▸ Request:
Please copy every line of the records below that holds the word "Ethnicity".

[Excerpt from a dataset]
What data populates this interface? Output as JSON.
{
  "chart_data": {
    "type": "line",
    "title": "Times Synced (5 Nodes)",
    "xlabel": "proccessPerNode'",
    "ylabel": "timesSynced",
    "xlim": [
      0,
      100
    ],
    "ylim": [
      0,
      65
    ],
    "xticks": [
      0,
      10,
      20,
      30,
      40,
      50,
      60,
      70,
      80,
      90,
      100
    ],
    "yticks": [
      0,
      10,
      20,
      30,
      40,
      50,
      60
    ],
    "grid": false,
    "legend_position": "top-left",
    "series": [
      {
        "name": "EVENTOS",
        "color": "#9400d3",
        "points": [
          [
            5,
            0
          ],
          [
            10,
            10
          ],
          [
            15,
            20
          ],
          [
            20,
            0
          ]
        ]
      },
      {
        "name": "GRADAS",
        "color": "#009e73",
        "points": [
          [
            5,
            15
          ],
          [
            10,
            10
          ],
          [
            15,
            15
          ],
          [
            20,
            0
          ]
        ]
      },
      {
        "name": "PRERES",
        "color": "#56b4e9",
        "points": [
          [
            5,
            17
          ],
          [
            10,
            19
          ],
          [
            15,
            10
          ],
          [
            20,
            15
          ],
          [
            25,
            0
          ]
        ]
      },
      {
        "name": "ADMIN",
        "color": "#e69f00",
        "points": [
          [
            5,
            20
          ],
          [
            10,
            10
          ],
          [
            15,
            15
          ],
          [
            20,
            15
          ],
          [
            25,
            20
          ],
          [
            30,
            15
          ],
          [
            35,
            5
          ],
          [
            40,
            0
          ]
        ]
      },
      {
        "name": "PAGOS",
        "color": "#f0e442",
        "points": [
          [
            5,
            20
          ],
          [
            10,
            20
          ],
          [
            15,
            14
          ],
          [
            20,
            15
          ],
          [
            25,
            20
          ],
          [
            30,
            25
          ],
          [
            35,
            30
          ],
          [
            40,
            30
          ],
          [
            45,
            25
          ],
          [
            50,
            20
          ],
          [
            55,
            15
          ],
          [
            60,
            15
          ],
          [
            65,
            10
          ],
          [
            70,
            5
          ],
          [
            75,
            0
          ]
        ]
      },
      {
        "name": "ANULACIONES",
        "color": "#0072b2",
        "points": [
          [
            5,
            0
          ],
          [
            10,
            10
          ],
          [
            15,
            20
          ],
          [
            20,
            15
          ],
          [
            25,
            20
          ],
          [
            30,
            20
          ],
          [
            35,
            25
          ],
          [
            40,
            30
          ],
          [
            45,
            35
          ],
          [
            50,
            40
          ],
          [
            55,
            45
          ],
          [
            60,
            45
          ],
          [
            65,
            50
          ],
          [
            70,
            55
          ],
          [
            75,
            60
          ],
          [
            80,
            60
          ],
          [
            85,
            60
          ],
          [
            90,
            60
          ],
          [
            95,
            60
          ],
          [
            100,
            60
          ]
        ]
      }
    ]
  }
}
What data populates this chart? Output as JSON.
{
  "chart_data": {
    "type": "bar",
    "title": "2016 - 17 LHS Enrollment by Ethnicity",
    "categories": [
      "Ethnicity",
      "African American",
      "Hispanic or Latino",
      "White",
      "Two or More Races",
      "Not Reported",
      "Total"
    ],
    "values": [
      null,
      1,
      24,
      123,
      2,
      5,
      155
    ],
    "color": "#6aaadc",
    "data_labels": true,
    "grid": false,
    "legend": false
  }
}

▸ Exercise solution:
    "title": "2016 - 17 LHS Enrollment by Ethnicity",
      "Ethnicity",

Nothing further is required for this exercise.